[start]
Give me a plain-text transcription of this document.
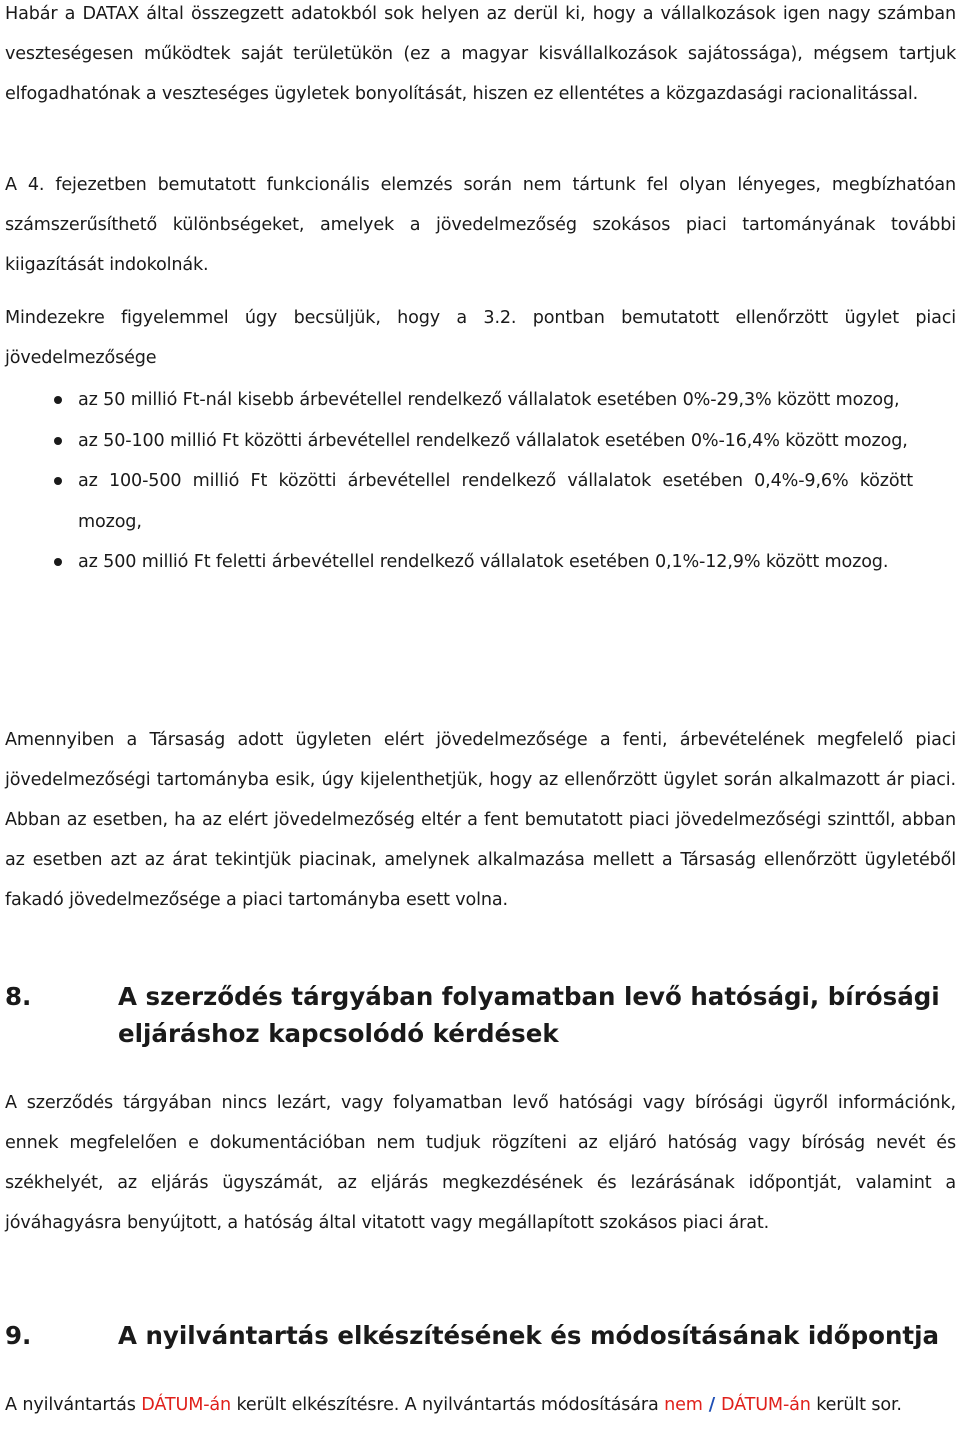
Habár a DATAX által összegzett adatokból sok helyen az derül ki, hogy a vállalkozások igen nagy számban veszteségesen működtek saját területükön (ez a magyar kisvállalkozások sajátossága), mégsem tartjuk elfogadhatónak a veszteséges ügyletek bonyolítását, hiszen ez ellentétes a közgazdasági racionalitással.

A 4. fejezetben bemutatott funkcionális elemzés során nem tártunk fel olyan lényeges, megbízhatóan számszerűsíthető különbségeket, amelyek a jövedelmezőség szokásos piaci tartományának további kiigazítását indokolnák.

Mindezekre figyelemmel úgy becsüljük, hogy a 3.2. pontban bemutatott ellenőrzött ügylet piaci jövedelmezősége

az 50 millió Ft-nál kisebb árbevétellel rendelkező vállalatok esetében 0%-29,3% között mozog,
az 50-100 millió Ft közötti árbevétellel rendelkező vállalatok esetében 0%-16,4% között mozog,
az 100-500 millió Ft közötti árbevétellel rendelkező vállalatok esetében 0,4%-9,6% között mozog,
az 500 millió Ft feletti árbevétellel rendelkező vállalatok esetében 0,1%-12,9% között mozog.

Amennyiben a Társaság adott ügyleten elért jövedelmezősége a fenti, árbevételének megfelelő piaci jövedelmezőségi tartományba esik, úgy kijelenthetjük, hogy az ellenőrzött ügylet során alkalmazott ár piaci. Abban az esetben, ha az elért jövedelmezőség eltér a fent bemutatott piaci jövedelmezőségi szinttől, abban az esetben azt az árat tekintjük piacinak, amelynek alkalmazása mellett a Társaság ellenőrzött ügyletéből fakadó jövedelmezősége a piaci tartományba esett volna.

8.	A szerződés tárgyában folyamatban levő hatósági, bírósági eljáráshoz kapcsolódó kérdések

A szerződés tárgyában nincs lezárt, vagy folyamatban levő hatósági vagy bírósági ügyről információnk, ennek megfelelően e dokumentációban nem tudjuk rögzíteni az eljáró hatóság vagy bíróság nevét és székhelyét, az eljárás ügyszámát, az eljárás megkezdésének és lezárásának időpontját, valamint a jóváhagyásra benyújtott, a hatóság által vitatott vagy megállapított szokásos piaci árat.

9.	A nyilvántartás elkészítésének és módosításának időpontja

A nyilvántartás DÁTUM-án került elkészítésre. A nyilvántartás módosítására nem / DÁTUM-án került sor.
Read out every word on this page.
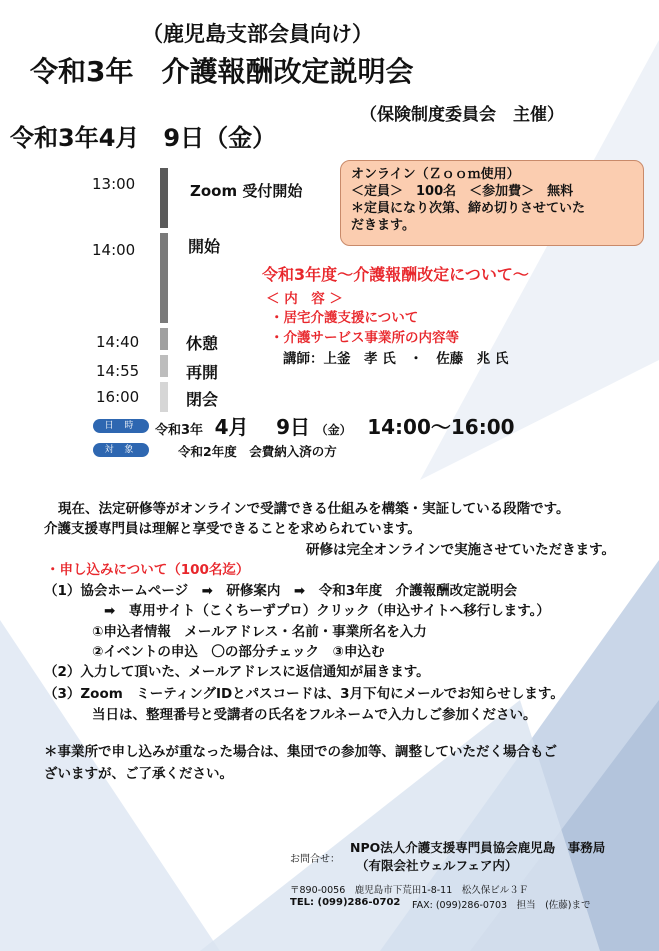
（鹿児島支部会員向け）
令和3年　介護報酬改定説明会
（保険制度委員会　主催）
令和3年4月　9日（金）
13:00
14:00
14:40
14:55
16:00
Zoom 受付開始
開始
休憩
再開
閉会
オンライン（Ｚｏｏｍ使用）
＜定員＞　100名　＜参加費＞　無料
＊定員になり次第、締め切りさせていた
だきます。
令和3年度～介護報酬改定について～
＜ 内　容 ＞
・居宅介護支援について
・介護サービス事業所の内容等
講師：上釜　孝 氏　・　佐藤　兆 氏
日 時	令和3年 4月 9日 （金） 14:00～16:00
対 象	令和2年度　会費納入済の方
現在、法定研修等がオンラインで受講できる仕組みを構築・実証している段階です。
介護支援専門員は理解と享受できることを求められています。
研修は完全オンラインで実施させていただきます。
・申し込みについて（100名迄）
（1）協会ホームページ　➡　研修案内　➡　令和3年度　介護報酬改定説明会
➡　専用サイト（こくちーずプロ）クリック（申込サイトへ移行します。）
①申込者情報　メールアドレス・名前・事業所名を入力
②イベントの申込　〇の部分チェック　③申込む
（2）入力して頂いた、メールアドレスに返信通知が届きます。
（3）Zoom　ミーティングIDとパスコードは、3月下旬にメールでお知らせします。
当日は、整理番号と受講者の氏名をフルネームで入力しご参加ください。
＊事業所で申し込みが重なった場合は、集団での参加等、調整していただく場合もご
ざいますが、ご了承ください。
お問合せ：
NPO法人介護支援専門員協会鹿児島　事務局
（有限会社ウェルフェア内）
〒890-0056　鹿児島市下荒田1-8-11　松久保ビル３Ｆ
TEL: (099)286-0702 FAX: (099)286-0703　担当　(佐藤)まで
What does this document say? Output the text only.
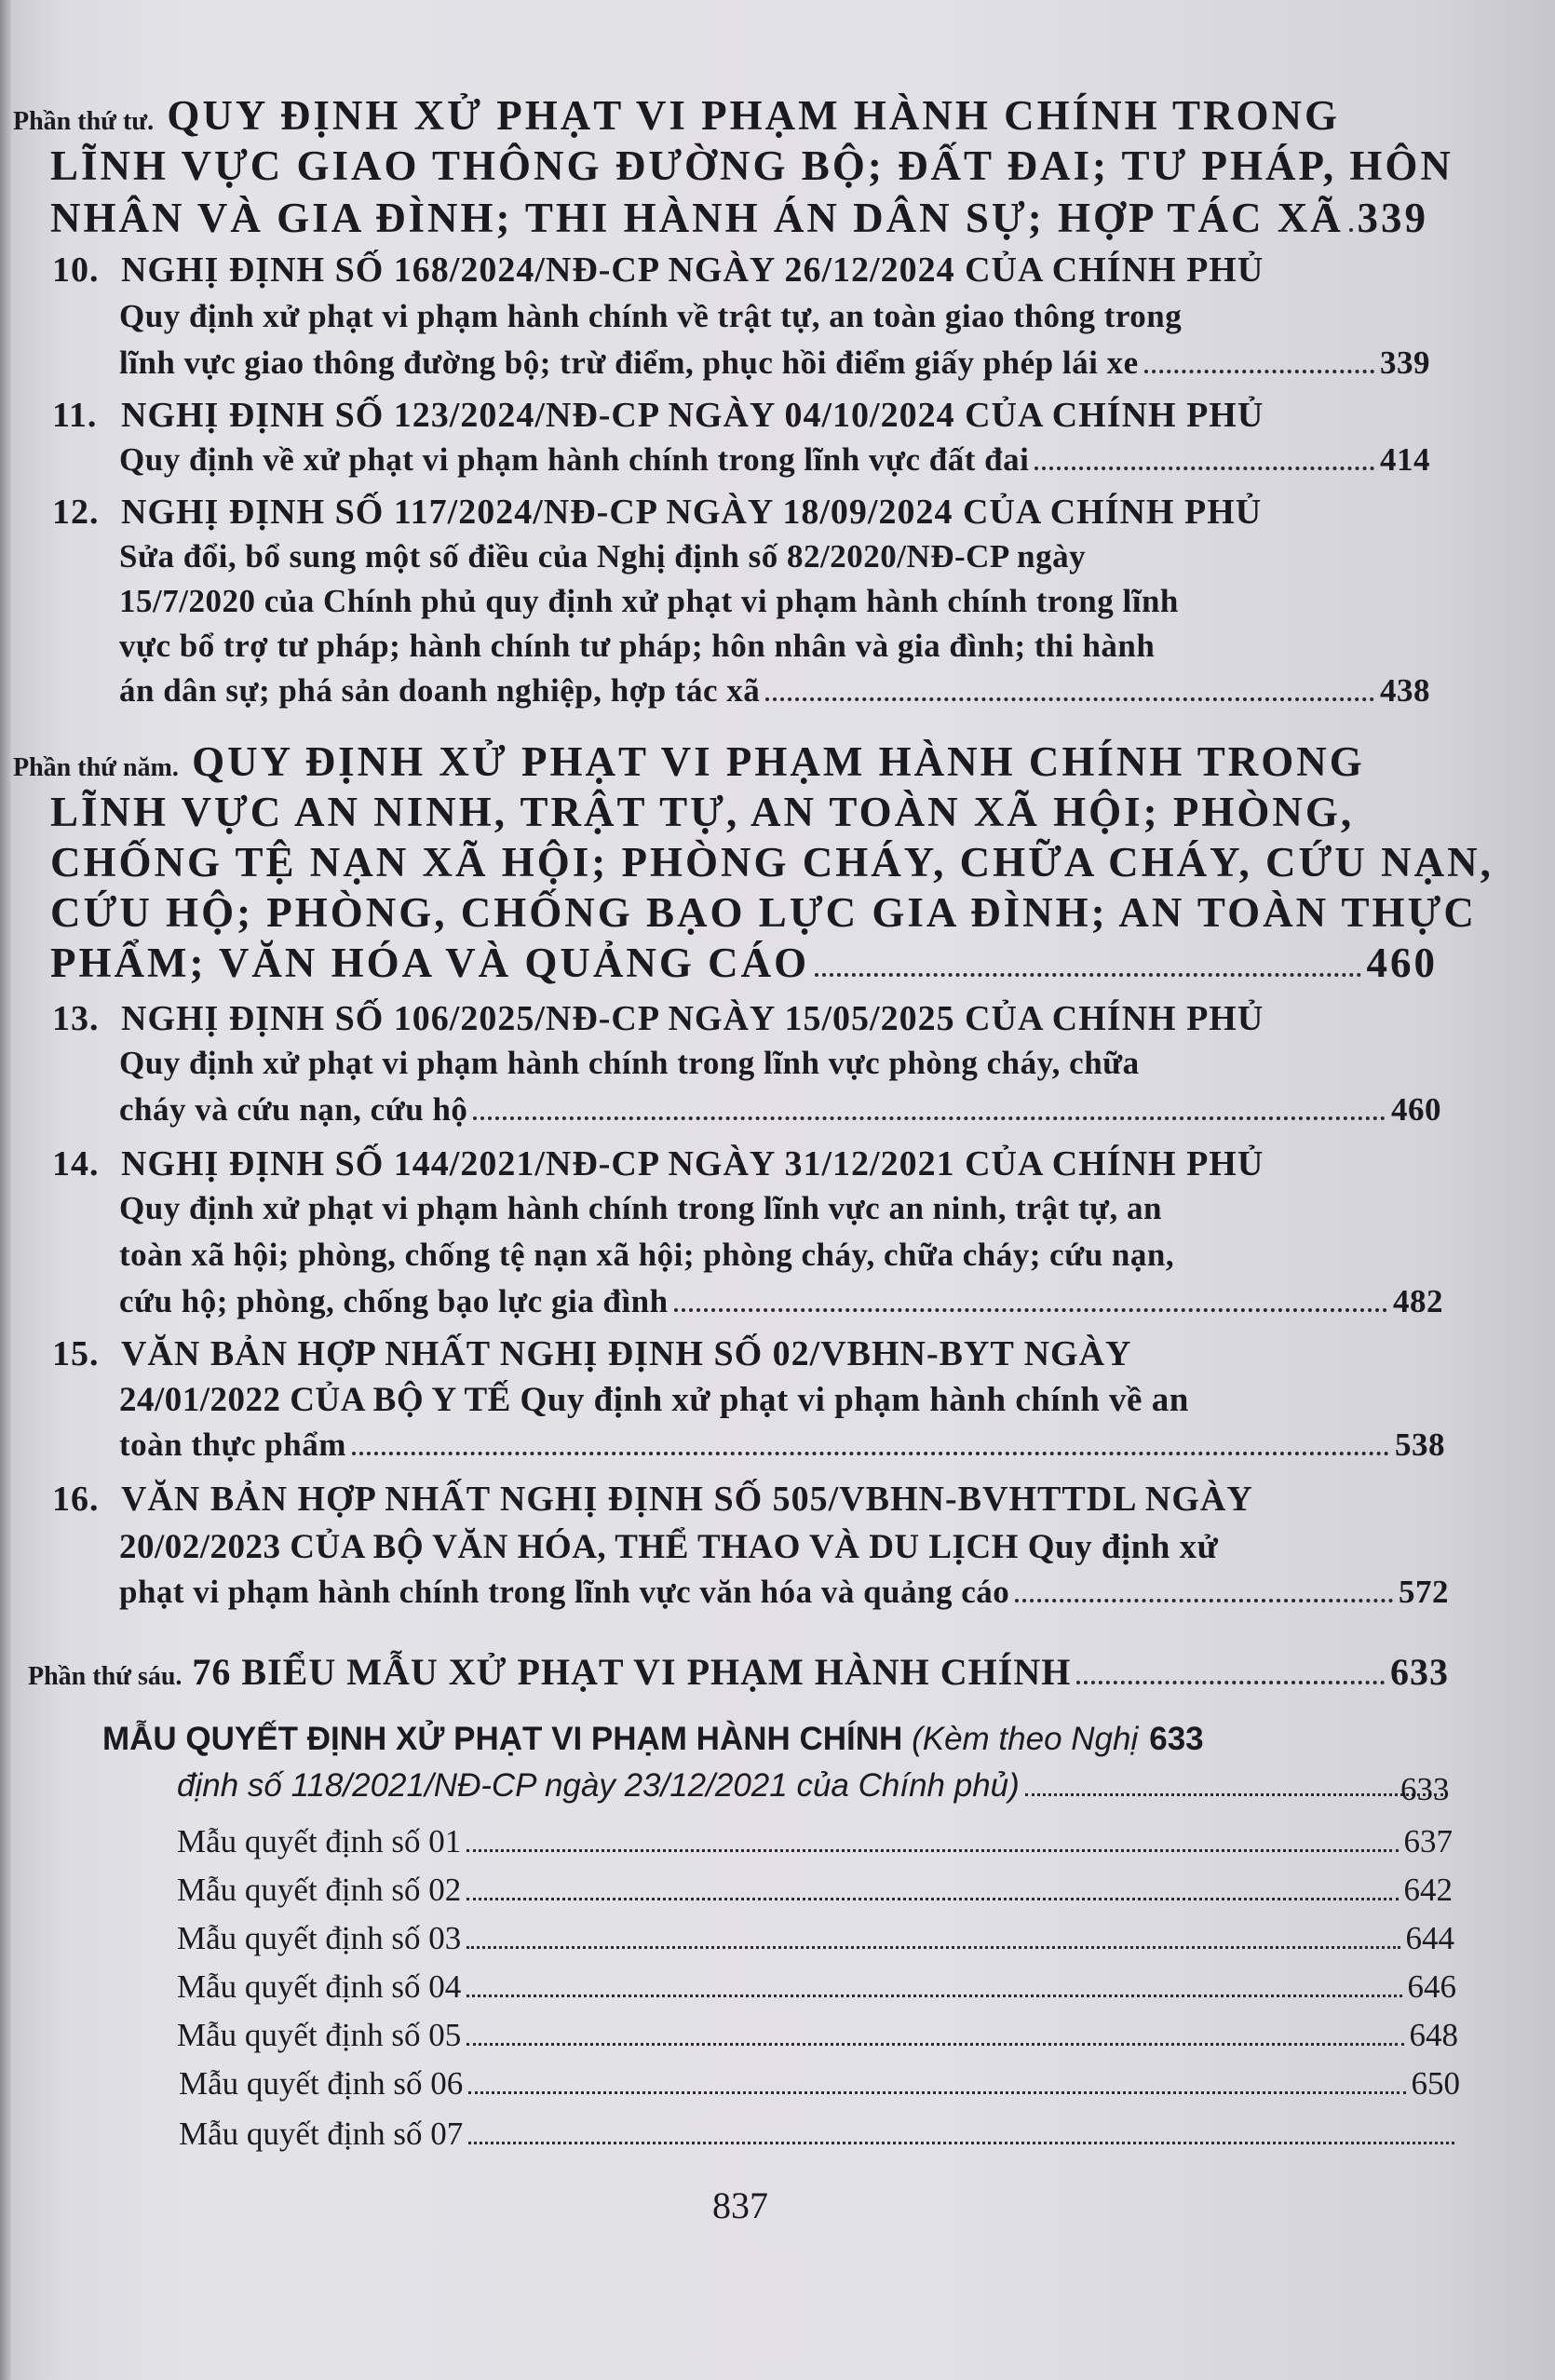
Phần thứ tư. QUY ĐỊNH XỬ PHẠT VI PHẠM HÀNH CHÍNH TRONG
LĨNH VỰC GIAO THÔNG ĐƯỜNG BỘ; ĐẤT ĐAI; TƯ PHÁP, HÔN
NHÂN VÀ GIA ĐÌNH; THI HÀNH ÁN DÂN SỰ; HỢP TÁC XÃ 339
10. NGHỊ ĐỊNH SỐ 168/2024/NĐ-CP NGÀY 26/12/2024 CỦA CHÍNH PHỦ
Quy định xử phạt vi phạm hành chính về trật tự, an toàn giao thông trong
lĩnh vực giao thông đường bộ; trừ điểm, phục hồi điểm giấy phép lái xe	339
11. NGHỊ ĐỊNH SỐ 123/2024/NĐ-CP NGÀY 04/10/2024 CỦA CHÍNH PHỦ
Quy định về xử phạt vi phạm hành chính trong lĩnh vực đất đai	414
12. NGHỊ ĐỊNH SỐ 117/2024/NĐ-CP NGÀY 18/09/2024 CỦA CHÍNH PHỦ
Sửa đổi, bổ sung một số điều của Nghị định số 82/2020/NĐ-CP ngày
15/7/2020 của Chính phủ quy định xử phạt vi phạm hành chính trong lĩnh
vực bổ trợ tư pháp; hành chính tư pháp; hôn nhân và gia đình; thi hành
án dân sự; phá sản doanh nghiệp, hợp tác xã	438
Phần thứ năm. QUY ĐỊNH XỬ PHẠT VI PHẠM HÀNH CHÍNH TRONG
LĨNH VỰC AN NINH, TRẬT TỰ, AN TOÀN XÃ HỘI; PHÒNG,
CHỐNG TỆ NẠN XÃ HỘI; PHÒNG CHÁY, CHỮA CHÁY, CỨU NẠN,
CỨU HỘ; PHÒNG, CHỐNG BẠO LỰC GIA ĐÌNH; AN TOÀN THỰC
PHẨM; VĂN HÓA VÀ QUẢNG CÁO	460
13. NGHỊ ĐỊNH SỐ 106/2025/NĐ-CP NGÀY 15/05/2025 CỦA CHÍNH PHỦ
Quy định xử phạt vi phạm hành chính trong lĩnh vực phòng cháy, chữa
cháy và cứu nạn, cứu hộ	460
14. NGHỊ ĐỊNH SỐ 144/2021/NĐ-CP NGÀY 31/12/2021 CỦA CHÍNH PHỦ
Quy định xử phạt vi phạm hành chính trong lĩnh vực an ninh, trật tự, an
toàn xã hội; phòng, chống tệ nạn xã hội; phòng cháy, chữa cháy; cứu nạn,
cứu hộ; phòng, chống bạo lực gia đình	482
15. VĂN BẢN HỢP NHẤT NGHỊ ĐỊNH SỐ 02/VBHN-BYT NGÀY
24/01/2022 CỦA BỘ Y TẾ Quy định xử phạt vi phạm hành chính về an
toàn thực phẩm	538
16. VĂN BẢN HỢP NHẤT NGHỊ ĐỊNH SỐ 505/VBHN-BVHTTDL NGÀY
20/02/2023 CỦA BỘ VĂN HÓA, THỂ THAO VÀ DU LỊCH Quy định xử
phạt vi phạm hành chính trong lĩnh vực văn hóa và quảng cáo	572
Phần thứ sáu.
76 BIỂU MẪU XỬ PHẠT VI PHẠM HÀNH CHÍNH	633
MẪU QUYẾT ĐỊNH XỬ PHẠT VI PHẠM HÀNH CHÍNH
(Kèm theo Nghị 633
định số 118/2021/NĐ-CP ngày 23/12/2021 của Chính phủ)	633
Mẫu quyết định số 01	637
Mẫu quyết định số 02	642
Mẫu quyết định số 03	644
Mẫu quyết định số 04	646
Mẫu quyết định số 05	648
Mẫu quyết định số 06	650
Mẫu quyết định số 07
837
[end]
== Problem details ==
Copy each line that holds the word "közötti".

== Full response ==
az 50-100 millió Ft közötti árbevétellel rendelkező vállalatok esetében 0%-16,4% között mozog,
az 100-500 millió Ft közötti árbevétellel rendelkező vállalatok esetében 0,4%-9,6% között mozog,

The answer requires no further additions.